#### QUOTED TEXT
▽

The purpose of this data analysis is to investigate the exponential distribution and compare it to the Central Limit Theorem. For this analysis, the lambda will be set to 0.2 for all of the simulations. This investigation will compare the distribution of averages of 40 exponentials over 1000 simulations.
Set the simulation variables lambda, exponentials, and seed.
ECHO=TRUE
set.seed(1337)
lambda = 0.2
exponentials = 40
Run Simulations with variables
simMeans = NULL
for (i in 1 : 1000) simMeans = c(simMeans, mean(rexp(exponentials, lambda)))
Calculating the mean from the simulations with give the sample mean.
mean(simMeans)
## [1] 5.055995
The theoretical mean of an exponential distribution is lambda^-1.
lambda^-1
## [1] 5
There is only a slight difference between the simulations sample mean and the exponential distribution theoretical mean.
abs(mean(simMeans)-lambda^-1)
## [1] 0.05599526
Calculating the variance from the simulation means with give the sample variance.
var(simMeans)
## [1] 0.6543703
The theoretical variance of an exponential distribution is (lambda * sqrt(n))^-2.
(lambda * sqrt(exponentials))^-2
## [1] 0.625
There is only a slight difference between the simulations sample variance and the exponential distribution theoretical variance.
abs(var(simMeans)-(lambda * sqrt(exponentials))^-2)
## [1] 0.0293703
This is a density histogram of the 1000 simulations. There is an overlay with a normal distribution that has a mean of lambda^-1 and standard deviation of (lambda*sqrt(n))^-1, the theoretical normal distribution for the simulations.
library(ggplot2)
ggplot(data.frame(y=simMeans), aes(x=y)) +
geom_histogram(aes(y=..density..), binwidth=0.2, fill="#0072B2",
color="black") +
stat_function(fun=dnorm, arg=list(mean=lambda^-1,
sd=(lambda*sqrt(exponentials))^-1),
size=2) +
labs(title="Plot of the Simulations", x="Simulation Mean")
## Warning: Ignoring unknown parameters: arg

△

#### DIRECTIONS
Reproduce the part of the simulation write-up starting with "Calculating the mean" and going on through "the sample variance.". Work only from the simulation write-up above.

#### GIVEN ENTRIES

▽

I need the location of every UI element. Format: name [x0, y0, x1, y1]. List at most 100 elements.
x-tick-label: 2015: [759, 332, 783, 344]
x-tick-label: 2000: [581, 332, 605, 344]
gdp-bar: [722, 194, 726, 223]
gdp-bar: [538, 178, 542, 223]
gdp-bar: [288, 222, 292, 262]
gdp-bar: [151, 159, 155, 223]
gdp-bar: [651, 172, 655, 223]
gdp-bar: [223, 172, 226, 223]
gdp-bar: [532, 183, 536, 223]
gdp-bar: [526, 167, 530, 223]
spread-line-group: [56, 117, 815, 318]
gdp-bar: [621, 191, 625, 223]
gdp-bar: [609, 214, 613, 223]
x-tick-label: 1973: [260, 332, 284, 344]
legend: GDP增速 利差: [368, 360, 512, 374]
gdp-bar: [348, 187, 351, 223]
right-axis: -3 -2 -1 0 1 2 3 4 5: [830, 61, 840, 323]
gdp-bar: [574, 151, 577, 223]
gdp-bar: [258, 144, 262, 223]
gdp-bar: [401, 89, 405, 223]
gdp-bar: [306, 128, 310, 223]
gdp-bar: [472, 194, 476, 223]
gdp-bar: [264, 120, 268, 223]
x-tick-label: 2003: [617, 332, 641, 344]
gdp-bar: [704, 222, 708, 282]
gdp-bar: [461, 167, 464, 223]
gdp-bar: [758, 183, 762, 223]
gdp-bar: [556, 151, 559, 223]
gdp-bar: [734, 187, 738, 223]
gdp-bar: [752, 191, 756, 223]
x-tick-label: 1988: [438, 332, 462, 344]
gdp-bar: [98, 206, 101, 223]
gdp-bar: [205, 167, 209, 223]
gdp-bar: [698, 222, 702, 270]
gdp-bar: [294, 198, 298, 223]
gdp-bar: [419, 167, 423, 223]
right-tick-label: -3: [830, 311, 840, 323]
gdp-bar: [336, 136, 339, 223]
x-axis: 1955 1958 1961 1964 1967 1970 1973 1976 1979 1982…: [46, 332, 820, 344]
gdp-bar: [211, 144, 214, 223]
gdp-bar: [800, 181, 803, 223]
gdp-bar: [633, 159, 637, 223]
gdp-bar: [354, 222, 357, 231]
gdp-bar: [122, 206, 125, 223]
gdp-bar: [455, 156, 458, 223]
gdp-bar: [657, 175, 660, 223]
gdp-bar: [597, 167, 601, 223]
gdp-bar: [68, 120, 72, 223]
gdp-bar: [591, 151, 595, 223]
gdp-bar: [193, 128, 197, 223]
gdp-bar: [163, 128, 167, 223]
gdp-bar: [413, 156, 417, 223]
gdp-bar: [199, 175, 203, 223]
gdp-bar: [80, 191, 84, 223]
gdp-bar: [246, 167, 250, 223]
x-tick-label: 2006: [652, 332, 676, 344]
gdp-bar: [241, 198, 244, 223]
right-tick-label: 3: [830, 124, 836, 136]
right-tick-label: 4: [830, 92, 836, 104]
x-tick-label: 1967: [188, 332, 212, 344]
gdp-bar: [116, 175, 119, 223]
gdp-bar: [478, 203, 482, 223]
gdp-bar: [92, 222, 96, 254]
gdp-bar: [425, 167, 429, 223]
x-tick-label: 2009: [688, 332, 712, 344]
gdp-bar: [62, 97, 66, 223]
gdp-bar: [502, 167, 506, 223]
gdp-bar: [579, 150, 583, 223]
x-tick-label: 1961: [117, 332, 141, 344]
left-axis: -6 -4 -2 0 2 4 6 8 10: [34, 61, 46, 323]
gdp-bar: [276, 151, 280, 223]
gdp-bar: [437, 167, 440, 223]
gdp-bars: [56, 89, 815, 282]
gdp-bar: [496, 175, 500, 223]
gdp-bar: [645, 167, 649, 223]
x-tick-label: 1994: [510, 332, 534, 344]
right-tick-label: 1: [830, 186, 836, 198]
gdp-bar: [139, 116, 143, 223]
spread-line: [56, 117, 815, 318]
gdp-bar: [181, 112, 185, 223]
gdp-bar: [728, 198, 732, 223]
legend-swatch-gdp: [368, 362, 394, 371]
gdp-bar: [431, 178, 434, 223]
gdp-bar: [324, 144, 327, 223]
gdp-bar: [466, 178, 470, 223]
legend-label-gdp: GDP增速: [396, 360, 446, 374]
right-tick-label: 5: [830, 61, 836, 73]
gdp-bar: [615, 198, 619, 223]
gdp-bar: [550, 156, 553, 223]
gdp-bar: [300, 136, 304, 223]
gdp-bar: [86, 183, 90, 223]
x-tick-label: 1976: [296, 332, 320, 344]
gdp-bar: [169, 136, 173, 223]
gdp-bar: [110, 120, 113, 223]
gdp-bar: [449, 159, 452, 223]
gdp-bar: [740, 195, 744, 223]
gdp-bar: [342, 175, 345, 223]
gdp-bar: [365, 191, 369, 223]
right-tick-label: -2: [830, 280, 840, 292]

△

#### SOLUTION FOR THIS PROBLEM
Calculating the mean from the simulations with give the sample mean.
mean(simMeans)
## [1] 5.055995
The theoretical mean of an exponential distribution is lambda^-1.
lambda^-1
## [1] 5
There is only a slight difference between the simulations sample mean and the exponential distribution theoretical mean.
abs(mean(simMeans)-lambda^-1)
## [1] 0.05599526
Calculating the variance from the simulation means with give the sample variance.